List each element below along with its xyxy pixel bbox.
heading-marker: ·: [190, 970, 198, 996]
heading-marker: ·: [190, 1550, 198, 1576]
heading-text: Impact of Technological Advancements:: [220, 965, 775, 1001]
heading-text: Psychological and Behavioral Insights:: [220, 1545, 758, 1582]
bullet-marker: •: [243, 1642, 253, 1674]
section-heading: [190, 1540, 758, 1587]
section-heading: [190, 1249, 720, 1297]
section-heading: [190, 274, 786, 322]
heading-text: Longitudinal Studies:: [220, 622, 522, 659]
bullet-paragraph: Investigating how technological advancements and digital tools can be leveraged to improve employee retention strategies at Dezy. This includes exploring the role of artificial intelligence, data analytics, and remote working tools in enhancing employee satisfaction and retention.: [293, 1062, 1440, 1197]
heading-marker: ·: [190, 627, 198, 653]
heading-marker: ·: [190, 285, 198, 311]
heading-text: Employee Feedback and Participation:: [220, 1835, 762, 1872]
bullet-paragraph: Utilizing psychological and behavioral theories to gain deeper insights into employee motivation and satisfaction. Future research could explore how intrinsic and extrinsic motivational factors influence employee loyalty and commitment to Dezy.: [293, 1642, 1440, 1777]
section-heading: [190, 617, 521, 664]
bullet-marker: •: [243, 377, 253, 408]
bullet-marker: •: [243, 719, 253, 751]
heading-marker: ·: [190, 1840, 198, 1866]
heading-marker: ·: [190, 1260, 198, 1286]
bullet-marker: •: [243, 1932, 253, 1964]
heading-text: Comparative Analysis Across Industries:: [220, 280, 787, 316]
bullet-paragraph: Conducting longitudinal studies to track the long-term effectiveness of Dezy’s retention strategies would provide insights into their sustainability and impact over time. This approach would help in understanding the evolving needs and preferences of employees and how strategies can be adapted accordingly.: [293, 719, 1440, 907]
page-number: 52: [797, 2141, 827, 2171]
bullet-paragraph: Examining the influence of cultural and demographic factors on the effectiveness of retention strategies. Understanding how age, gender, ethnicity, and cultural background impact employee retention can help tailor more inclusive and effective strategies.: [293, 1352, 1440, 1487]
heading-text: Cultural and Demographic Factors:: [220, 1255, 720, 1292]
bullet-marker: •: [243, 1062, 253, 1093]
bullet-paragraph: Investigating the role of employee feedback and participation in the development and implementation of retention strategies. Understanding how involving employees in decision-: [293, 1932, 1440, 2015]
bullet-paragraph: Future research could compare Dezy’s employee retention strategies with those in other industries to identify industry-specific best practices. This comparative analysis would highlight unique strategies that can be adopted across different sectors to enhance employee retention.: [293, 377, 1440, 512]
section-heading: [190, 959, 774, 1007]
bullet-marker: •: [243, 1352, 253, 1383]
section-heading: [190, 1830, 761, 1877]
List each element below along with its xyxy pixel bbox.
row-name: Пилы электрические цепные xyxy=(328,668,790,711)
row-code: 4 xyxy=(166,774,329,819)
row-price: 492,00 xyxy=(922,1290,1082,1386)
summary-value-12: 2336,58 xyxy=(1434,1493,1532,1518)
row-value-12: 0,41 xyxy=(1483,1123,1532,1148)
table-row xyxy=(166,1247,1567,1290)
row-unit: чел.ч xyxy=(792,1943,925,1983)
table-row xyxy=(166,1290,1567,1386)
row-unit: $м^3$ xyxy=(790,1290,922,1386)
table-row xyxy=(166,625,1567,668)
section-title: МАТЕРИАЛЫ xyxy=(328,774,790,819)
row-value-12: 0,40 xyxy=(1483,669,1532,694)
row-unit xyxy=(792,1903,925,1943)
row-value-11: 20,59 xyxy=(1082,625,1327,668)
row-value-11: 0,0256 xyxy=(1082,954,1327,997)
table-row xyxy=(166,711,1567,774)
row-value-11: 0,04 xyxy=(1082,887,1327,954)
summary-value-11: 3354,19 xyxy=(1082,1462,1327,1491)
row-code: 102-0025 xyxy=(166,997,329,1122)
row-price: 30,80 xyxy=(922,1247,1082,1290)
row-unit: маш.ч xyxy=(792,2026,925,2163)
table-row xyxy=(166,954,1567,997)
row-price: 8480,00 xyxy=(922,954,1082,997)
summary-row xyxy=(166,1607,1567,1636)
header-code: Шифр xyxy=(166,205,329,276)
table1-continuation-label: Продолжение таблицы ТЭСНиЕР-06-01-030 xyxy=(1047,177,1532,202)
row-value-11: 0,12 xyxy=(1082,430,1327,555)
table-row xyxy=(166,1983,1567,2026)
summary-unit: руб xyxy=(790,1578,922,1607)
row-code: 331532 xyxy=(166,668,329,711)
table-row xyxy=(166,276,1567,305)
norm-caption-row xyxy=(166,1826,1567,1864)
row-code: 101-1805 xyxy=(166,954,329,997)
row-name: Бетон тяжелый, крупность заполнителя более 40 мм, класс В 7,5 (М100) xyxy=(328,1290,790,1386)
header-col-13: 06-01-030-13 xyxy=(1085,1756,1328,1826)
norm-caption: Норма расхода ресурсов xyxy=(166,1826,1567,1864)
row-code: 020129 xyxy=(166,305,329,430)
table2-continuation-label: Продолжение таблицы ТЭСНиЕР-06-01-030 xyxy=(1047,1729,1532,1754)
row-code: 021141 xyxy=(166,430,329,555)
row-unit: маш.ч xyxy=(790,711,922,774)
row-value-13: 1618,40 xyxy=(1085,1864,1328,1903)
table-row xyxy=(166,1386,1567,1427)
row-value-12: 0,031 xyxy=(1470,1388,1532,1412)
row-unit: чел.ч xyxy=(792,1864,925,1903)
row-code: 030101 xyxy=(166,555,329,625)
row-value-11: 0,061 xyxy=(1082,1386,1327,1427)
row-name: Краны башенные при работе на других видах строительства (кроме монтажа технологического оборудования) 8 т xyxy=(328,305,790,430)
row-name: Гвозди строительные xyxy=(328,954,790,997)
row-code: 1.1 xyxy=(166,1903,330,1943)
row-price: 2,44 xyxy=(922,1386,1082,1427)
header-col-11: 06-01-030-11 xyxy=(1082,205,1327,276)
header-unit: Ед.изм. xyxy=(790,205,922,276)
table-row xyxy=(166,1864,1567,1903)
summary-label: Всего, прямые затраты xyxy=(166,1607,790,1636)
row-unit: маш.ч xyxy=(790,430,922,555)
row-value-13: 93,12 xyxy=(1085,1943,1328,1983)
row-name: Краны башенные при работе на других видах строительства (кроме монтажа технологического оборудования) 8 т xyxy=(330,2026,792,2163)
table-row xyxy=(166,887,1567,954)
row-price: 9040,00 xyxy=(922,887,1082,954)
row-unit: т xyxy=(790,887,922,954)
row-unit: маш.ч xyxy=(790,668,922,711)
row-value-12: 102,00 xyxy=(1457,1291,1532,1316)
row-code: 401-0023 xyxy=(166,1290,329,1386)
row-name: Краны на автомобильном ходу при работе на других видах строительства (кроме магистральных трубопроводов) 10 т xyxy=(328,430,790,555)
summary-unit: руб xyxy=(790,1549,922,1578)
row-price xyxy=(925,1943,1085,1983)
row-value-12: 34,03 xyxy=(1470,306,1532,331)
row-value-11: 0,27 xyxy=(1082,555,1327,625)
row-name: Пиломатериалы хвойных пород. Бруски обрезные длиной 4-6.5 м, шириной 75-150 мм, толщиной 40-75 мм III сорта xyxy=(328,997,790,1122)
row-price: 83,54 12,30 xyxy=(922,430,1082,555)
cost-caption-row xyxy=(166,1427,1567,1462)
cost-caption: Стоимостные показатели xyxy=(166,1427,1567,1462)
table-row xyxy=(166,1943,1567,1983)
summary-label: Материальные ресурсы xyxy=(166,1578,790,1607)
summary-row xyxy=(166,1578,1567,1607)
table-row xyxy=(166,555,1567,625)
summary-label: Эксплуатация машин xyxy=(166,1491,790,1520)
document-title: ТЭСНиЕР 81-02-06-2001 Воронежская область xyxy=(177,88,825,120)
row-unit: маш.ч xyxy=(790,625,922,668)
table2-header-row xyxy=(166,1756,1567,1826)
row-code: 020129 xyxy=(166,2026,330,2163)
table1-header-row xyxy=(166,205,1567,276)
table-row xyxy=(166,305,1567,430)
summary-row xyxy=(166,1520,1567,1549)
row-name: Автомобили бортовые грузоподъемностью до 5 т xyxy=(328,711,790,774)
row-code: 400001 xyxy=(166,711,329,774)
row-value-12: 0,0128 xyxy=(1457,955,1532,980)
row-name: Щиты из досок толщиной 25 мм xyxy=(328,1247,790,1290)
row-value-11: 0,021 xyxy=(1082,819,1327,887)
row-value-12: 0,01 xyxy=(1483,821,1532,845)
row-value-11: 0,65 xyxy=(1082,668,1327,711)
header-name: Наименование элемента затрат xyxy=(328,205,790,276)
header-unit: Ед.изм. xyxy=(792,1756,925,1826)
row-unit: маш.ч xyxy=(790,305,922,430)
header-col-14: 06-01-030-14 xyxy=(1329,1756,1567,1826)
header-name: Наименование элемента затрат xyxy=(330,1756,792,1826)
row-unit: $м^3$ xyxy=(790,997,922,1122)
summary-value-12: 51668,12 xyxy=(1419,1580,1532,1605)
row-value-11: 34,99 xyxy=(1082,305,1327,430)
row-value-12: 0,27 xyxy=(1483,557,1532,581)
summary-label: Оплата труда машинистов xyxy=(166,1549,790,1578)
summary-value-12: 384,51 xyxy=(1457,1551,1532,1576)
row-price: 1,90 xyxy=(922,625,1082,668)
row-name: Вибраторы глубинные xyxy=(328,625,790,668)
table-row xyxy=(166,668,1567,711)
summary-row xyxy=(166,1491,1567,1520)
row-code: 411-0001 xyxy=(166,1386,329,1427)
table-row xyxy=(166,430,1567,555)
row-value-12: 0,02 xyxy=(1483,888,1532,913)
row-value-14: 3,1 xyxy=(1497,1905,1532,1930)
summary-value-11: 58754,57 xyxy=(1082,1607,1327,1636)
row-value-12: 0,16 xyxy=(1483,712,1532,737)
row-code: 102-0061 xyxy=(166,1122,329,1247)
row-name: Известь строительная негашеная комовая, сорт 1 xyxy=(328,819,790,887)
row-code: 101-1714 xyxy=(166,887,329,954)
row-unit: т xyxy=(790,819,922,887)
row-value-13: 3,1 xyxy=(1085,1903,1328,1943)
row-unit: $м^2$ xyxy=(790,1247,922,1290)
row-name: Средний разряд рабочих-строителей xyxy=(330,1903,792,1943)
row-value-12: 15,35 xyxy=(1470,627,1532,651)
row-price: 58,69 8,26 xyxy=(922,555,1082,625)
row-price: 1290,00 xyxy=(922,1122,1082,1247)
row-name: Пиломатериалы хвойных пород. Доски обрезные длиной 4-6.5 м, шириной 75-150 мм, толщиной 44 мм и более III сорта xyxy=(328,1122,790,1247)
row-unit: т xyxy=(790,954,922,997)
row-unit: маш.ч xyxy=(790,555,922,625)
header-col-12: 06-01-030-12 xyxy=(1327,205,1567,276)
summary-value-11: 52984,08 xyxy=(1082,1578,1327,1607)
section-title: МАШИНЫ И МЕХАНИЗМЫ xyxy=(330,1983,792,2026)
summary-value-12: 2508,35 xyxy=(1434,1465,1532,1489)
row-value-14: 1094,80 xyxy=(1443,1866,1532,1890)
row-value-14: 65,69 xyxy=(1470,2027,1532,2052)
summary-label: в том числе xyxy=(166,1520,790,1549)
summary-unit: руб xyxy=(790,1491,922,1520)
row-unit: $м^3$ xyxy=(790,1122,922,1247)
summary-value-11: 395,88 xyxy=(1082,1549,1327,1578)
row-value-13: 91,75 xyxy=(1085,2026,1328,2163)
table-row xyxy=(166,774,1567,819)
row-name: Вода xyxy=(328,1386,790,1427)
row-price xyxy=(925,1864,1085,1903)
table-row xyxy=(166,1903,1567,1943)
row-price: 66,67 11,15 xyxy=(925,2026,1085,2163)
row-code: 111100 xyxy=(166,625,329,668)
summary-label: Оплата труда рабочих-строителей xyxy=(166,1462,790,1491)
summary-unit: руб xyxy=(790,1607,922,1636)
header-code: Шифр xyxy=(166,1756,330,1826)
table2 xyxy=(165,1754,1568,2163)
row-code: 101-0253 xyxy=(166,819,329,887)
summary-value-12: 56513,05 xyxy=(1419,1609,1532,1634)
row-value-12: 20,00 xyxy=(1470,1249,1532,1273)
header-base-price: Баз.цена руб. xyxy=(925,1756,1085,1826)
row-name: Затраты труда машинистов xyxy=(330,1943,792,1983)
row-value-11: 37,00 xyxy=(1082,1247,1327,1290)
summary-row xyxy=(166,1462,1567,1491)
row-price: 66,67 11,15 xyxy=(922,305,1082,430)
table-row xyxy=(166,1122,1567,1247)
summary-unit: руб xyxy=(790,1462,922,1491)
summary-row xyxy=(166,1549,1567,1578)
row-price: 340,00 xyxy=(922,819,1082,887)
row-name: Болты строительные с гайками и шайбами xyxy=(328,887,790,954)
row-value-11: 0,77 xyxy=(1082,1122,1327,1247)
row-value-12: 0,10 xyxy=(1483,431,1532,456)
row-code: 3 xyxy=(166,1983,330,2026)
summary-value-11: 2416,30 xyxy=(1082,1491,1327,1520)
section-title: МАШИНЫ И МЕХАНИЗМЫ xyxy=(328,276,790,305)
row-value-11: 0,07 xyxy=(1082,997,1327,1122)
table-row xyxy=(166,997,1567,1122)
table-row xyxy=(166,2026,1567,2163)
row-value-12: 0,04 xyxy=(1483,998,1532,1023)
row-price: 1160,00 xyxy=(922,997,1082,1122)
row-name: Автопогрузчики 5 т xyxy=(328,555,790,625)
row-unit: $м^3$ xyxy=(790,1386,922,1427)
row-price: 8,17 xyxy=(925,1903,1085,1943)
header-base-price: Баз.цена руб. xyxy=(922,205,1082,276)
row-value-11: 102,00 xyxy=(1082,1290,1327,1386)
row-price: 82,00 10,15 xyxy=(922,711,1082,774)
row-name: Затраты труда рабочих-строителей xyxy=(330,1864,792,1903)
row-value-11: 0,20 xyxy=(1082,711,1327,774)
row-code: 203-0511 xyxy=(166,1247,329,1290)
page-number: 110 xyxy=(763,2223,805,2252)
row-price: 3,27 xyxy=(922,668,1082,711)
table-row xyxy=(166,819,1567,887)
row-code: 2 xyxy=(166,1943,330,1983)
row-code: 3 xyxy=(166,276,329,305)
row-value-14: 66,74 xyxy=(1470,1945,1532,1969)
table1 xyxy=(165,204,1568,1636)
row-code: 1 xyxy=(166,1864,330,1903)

• [Given instruction] Starting at the beginning of the records and running through the line holding "heading-text: Employee Feedback", inclusive, rewrite those lines as a Markdown table with the columns Row and Line. Number each line in Row and leave out blank lines.

• [Answer to this exercise]
| Row | Line |
|---|---|
| 1 | List each element below along with its xyxy pixel bbox. |
| 2 | heading-marker: ·: [190, 970, 198, 996] |
| 3 | heading-marker: ·: [190, 1550, 198, 1576] |
| 4 | heading-text: Impact of Technological Advancements:: [220, 965, 775, 1001] |
| 5 | heading-text: Psychological and Behavioral Insights:: [220, 1545, 758, 1582] |
| 6 | bullet-marker: •: [243, 1642, 253, 1674] |
| 7 | section-heading: [190, 1540, 758, 1587] |
| 8 | section-heading: [190, 1249, 720, 1297] |
| 9 | section-heading: [190, 274, 786, 322] |
| 10 | heading-text: Longitudinal Studies:: [220, 622, 522, 659] |
| 11 | bullet-paragraph: Investigating how technological advancements and digital tools can be leveraged to improve employee retention strategies at Dezy. This includes exploring the role of artificial intelligence, data analytics, and remote working tools in enhancing employee satisfaction and retention.: [293, 1062, 1440, 1197] |
| 12 | heading-marker: ·: [190, 627, 198, 653] |
| 13 | heading-marker: ·: [190, 285, 198, 311] |
| 14 | heading-text: Employee Feedback and Participation:: [220, 1835, 762, 1872] |